▶ [Task instructions] Find how many lines in the material contain "中学でもやった"; your answer should be that number alone.

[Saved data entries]

━━━━━━━━━━━━━━━━━━━━

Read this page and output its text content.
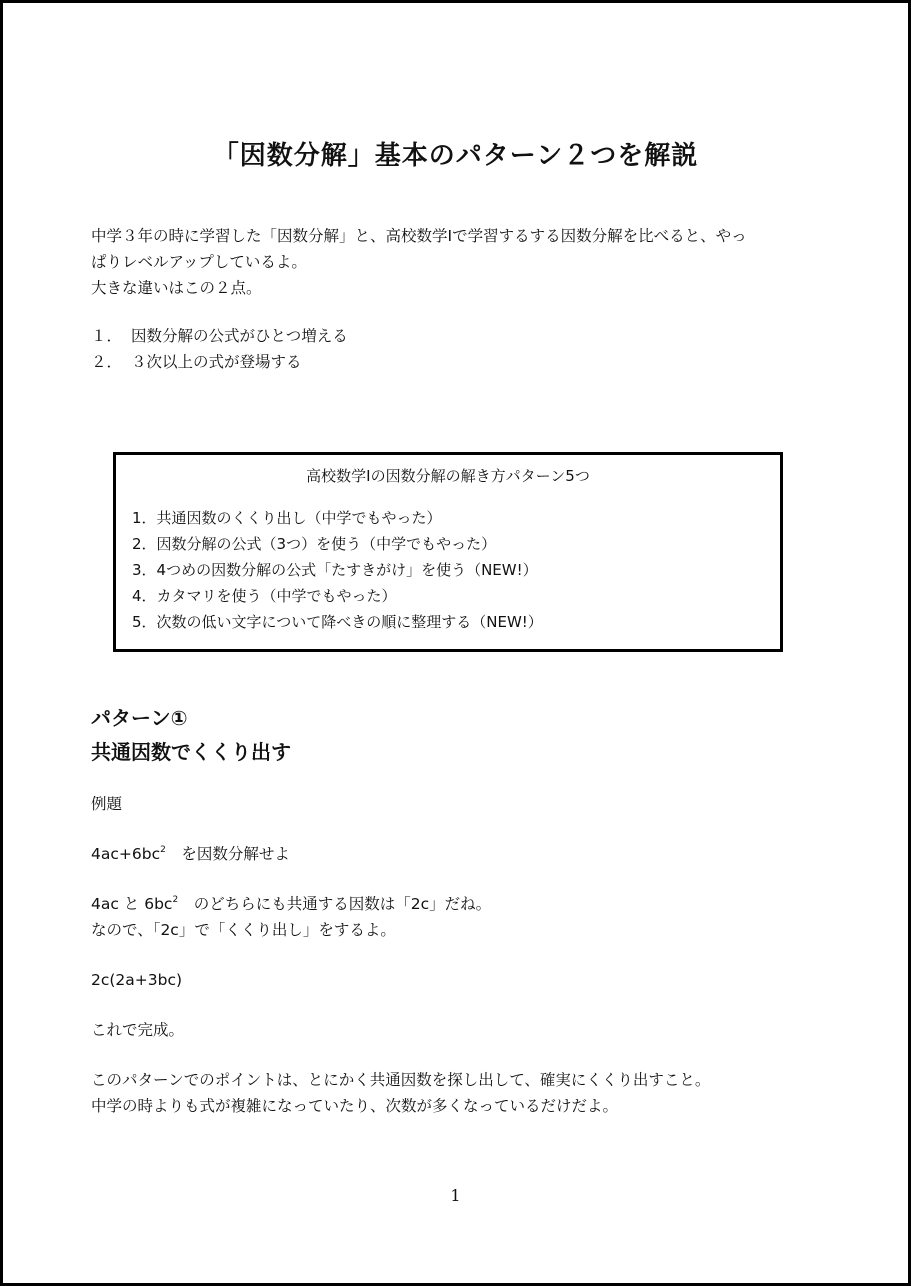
「因数分解」基本のパターン２つを解説

中学３年の時に学習した「因数分解」と、高校数学Ⅰで学習するする因数分解を比べると、やっ

ぱりレベルアップしているよ。

大きな違いはこの２点。

１． 因数分解の公式がひとつ増える
２． ３次以上の式が登場する
高校数学Ⅰの因数分解の解き方パターン5つ
1．共通因数のくくり出し（中学でもやった）
2．因数分解の公式（3つ）を使う（中学でもやった）
3．4つめの因数分解の公式「たすきがけ」を使う（NEW!）
4．カタマリを使う（中学でもやった）
5．次数の低い文字について降べきの順に整理する（NEW!）
パターン①
共通因数でくくり出す
例題
$4ac+6bc^2$　を因数分解せよ
4ac と $6bc^2$　のどちらにも共通する因数は「2c」だね。
なので、「2c」で「くくり出し」をするよ。
2c(2a+3bc)
これで完成。
このパターンでのポイントは、とにかく共通因数を探し出して、確実にくくり出すこと。
中学の時よりも式が複雑になっていたり、次数が多くなっているだけだよ。
1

━━━━━━━━━━━━━━━━━━━━

▶ [Exercise result] 3